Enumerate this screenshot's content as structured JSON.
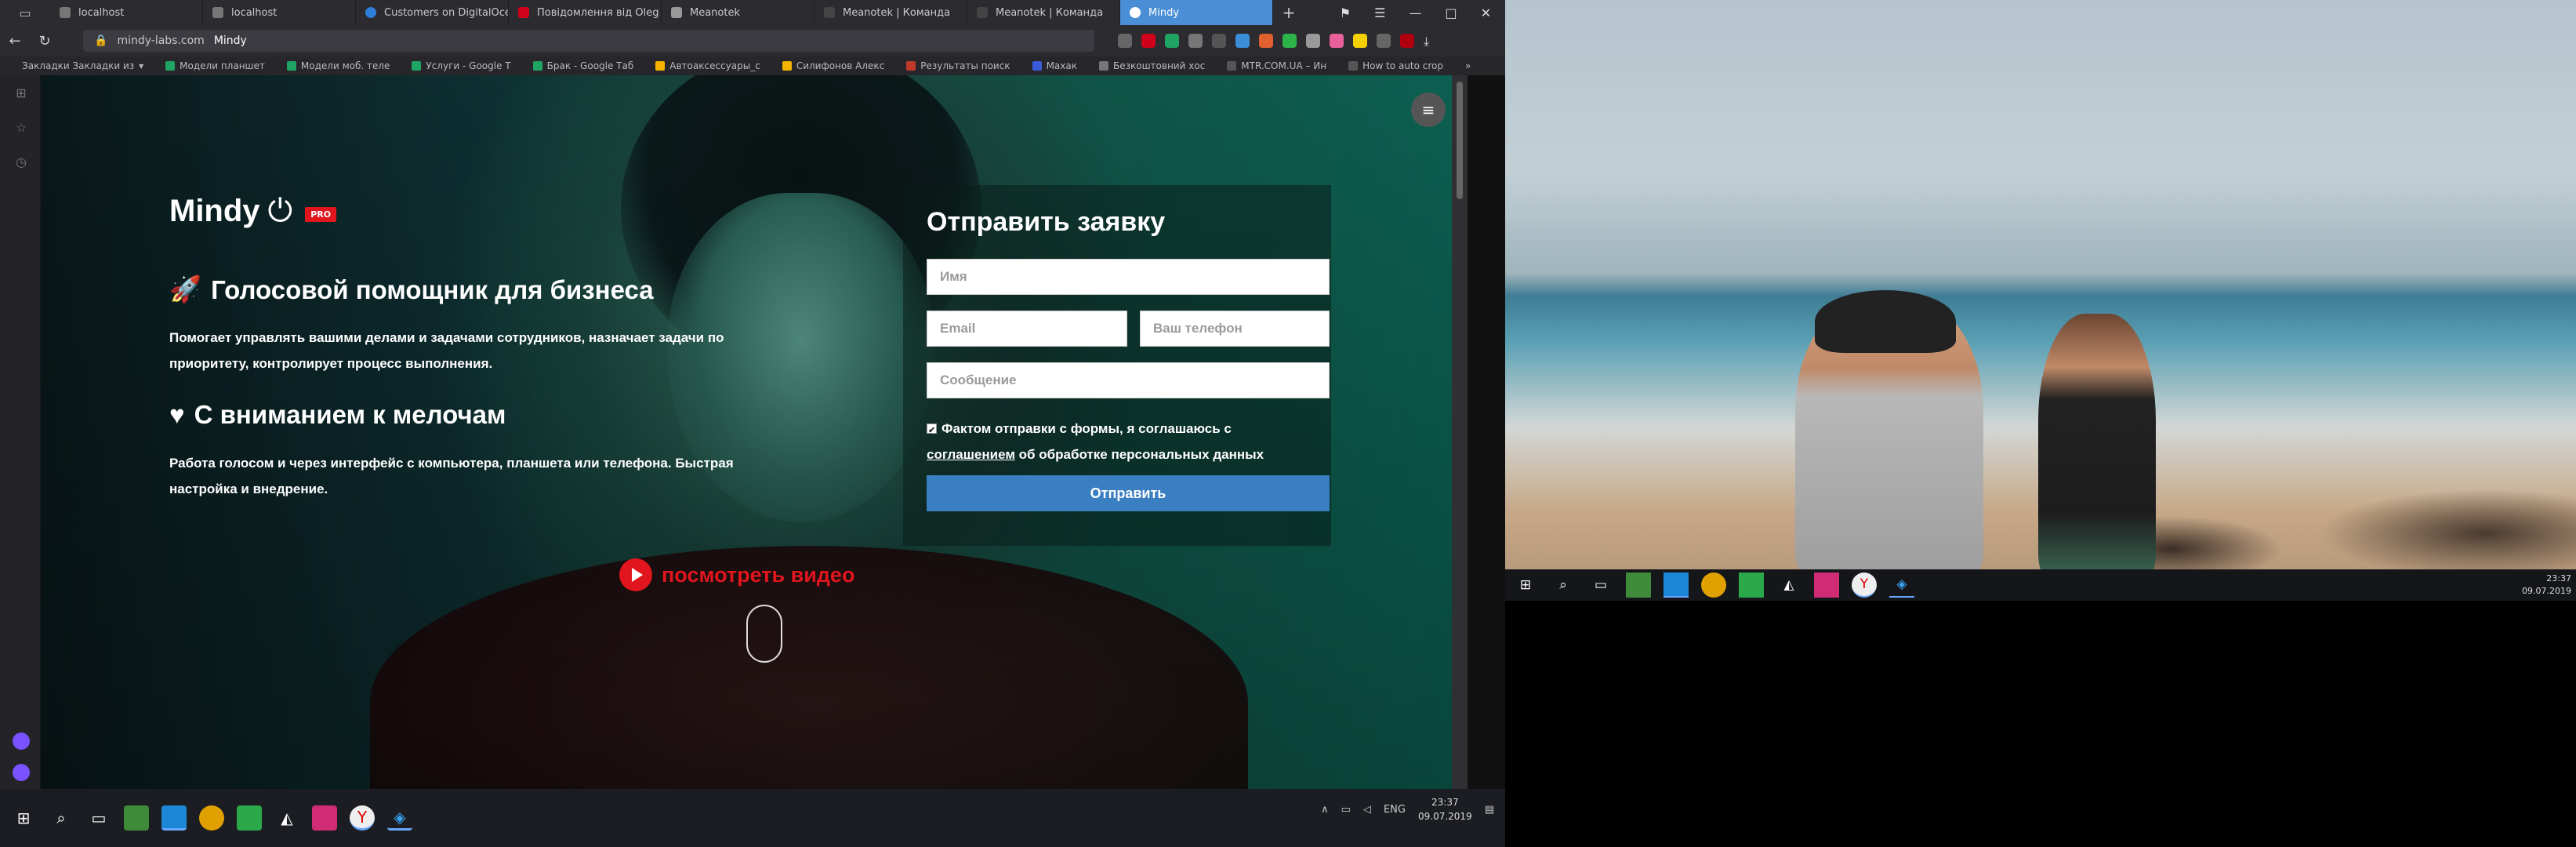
{
  "browser": {
    "tabs": [
      {
        "label": "localhost",
        "color": "#777"
      },
      {
        "label": "localhost",
        "color": "#777"
      },
      {
        "label": "Customers on DigitalOcea",
        "color": "#2f7ddb"
      },
      {
        "label": "Повідомлення від Oleg",
        "color": "#d0021b"
      },
      {
        "label": "Meanotek",
        "color": "#999"
      },
      {
        "label": "Meanotek | Команда",
        "color": "#444"
      },
      {
        "label": "Meanotek | Команда",
        "color": "#444"
      },
      {
        "label": "Mindy",
        "color": "#4a8fd6",
        "active": true
      }
    ],
    "address": {
      "host": "mindy-labs.com",
      "title": "Mindy"
    },
    "bookmarks": [
      {
        "label": "Закладки Закладки из",
        "color": "#ccc"
      },
      {
        "label": "Модели планшет",
        "color": "#1fa463"
      },
      {
        "label": "Модели моб. теле",
        "color": "#1fa463"
      },
      {
        "label": "Услуги - Google Т",
        "color": "#1fa463"
      },
      {
        "label": "Брак - Google Таб",
        "color": "#1fa463"
      },
      {
        "label": "Автоаксессуары_с",
        "color": "#f4b400"
      },
      {
        "label": "Силифонов Алекс",
        "color": "#f4b400"
      },
      {
        "label": "Результаты поиск",
        "color": "#c0392b"
      },
      {
        "label": "Махак",
        "color": "#3b5bdb"
      },
      {
        "label": "Безкоштовний хос",
        "color": "#777"
      },
      {
        "label": "MTR.COM.UA – Ин",
        "color": "#555"
      },
      {
        "label": "How to auto crop",
        "color": "#555"
      }
    ]
  },
  "site": {
    "brand": "Mindy",
    "badge": "PRO",
    "h1": "Голосовой помощник для бизнеса",
    "p1": "Помогает управлять вашими делами и задачами сотрудников, назначает задачи по приоритету, контролирует процесс выполнения.",
    "h2": "С вниманием к мелочам",
    "p2": "Работа голосом и через интерфейс с компьютера, планшета или телефона. Быстрая настройка и внедрение.",
    "video": "посмотреть видео"
  },
  "form": {
    "title": "Отправить заявку",
    "name_ph": "Имя",
    "email_ph": "Email",
    "phone_ph": "Ваш телефон",
    "message_ph": "Сообщение",
    "agree_text": "Фактом отправки с формы, я соглашаюсь с",
    "agree_link": "соглашением",
    "agree_tail": "об обработке персональных данных",
    "submit": "Отправить"
  },
  "taskbar": {
    "lang": "ENG",
    "time": "23:37",
    "date": "09.07.2019"
  },
  "taskbar2": {
    "time": "23:37",
    "date": "09.07.2019"
  }
}
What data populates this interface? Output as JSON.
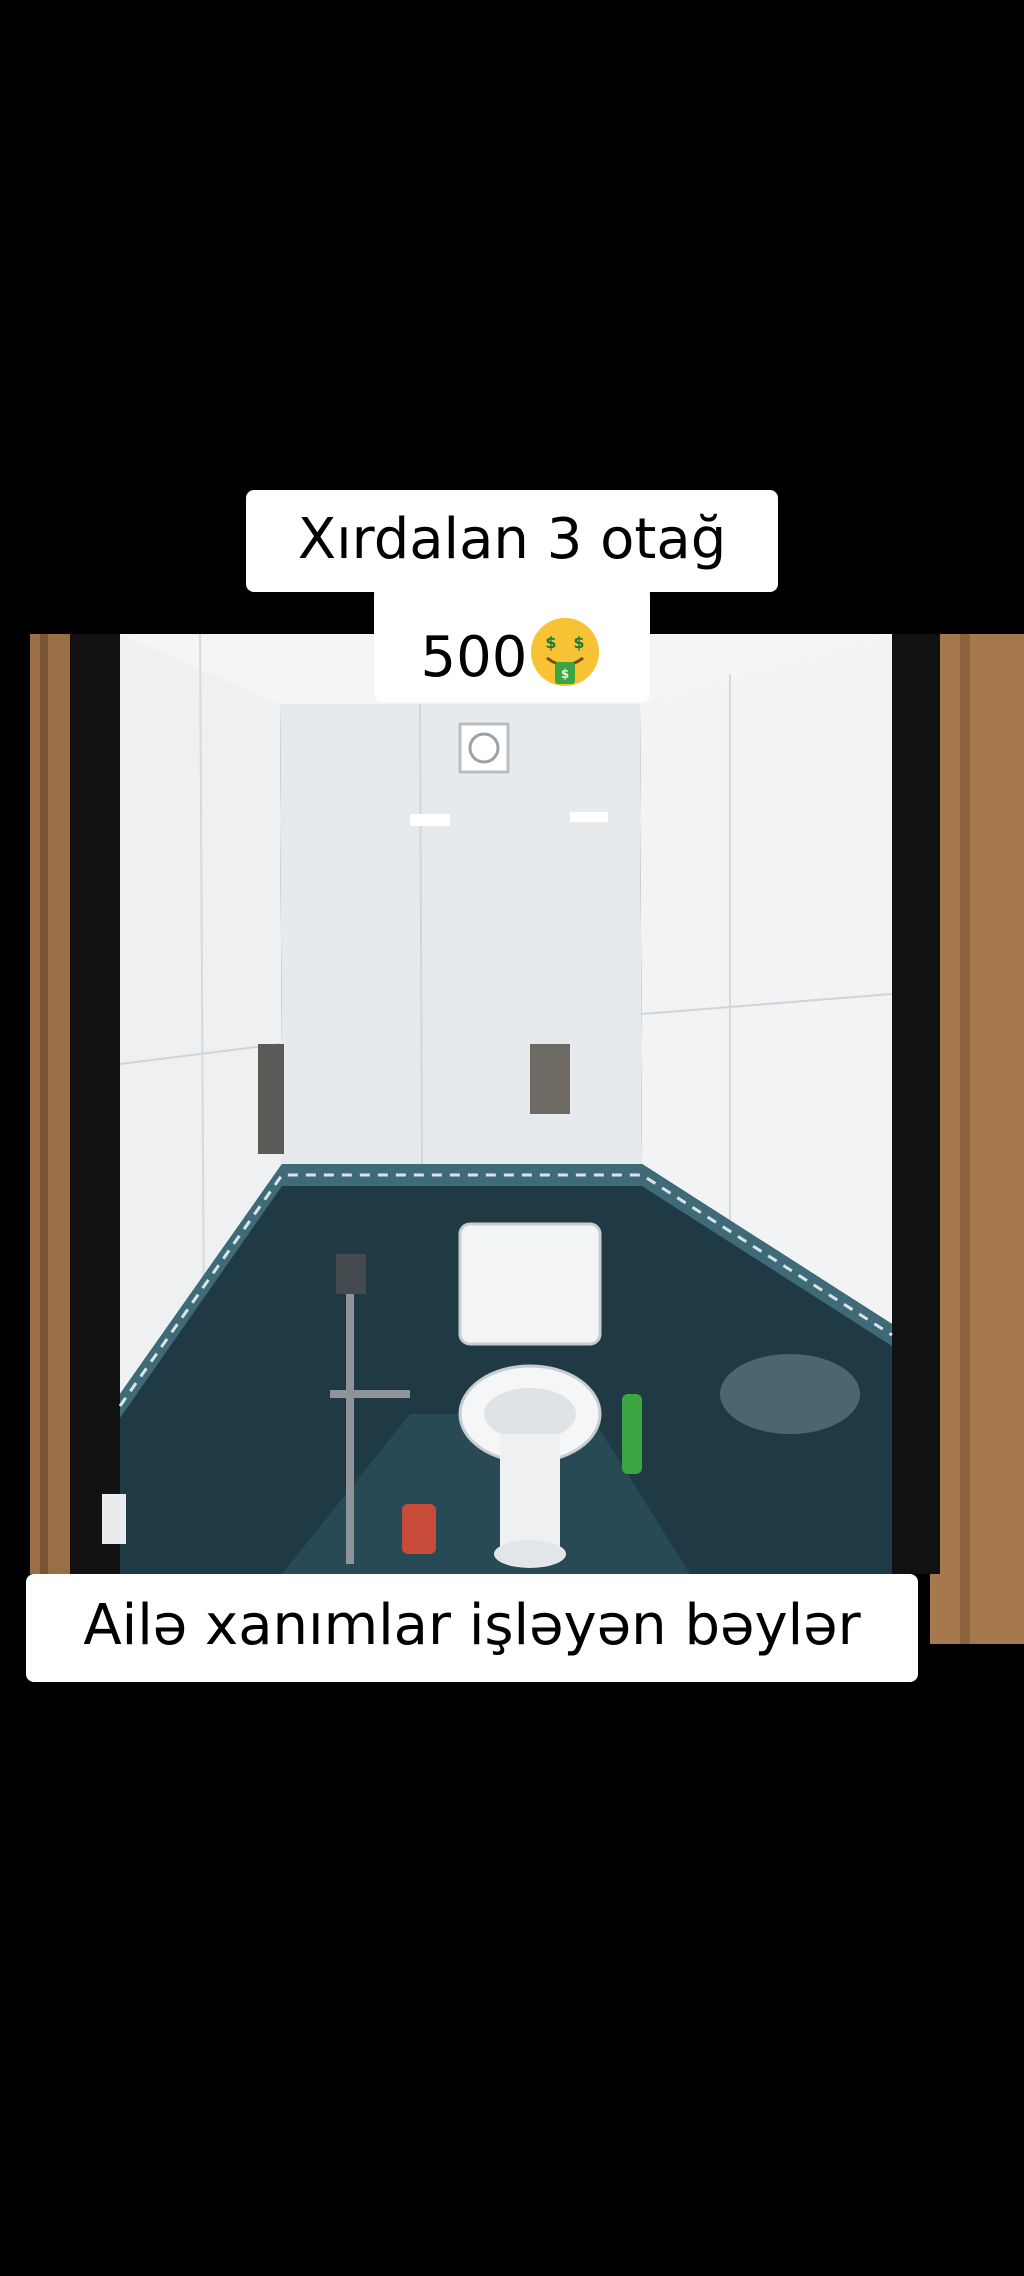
{
  "captions": {
    "top_line_1": "Xırdalan 3 otağ",
    "top_line_2_text": "500",
    "top_line_2_emoji": "money-mouth-face-icon",
    "bottom": "Ailə xanımlar işləyən bəylər"
  },
  "photo": {
    "subject": "bathroom-toilet-room-photo",
    "colors": {
      "wall_tile": "#eef0f2",
      "floor_tile": "#1f3a44",
      "door_frame": "#111111",
      "door_wood": "#9a6e46"
    }
  }
}
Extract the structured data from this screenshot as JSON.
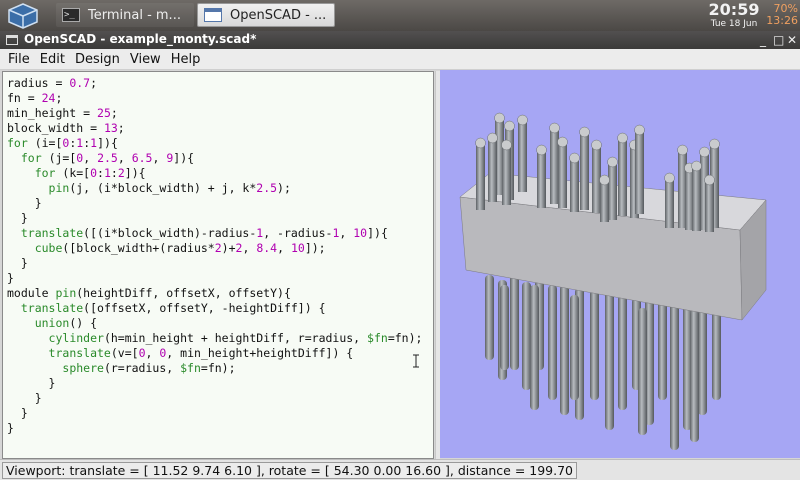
{
  "taskbar": {
    "tasks": [
      {
        "label": "Terminal - m..."
      },
      {
        "label": "OpenSCAD - ..."
      }
    ],
    "clock": {
      "time": "20:59",
      "date": "Tue 18 Jun"
    },
    "battery": {
      "percent": "70%",
      "time": "13:26"
    }
  },
  "window": {
    "title": "OpenSCAD - example_monty.scad*",
    "controls": {
      "minimize": "_",
      "maximize": "□",
      "close": "✕"
    }
  },
  "menu": [
    {
      "label": "File"
    },
    {
      "label": "Edit"
    },
    {
      "label": "Design"
    },
    {
      "label": "View"
    },
    {
      "label": "Help"
    }
  ],
  "editor": {
    "lines": [
      "radius = 0.7;",
      "fn = 24;",
      "min_height = 25;",
      "block_width = 13;",
      "for (i=[0:1:1]){",
      "  for (j=[0, 2.5, 6.5, 9]){",
      "    for (k=[0:1:2]){",
      "      pin(j, (i*block_width) + j, k*2.5);",
      "    }",
      "  }",
      "  translate([(i*block_width)-radius-1, -radius-1, 10]){",
      "    cube([block_width+(radius*2)+2, 8.4, 10]);",
      "  }",
      "}",
      "module pin(heightDiff, offsetX, offsetY){",
      "  translate([offsetX, offsetY, -heightDiff]) {",
      "    union() {",
      "      cylinder(h=min_height + heightDiff, r=radius, $fn=fn);",
      "      translate(v=[0, 0, min_height+heightDiff]) {",
      "        sphere(r=radius, $fn=fn);",
      "      }",
      "    }",
      "  }",
      "}"
    ]
  },
  "status": {
    "viewport": "Viewport: translate = [ 11.52 9.74 6.10 ], rotate = [ 54.30 0.00 16.60 ], distance = 199.70"
  },
  "colors": {
    "viewport_bg": "#a6a6f4",
    "model": "#8e9296",
    "editor_bg": "#f7fbf5",
    "keyword": "#2a8a2a",
    "number": "#b000b0"
  }
}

........

▶ [STATED PROBLEM] State how many lines of the records above contain the word "structured", and give only that number.

▶ [RESPONSE] 2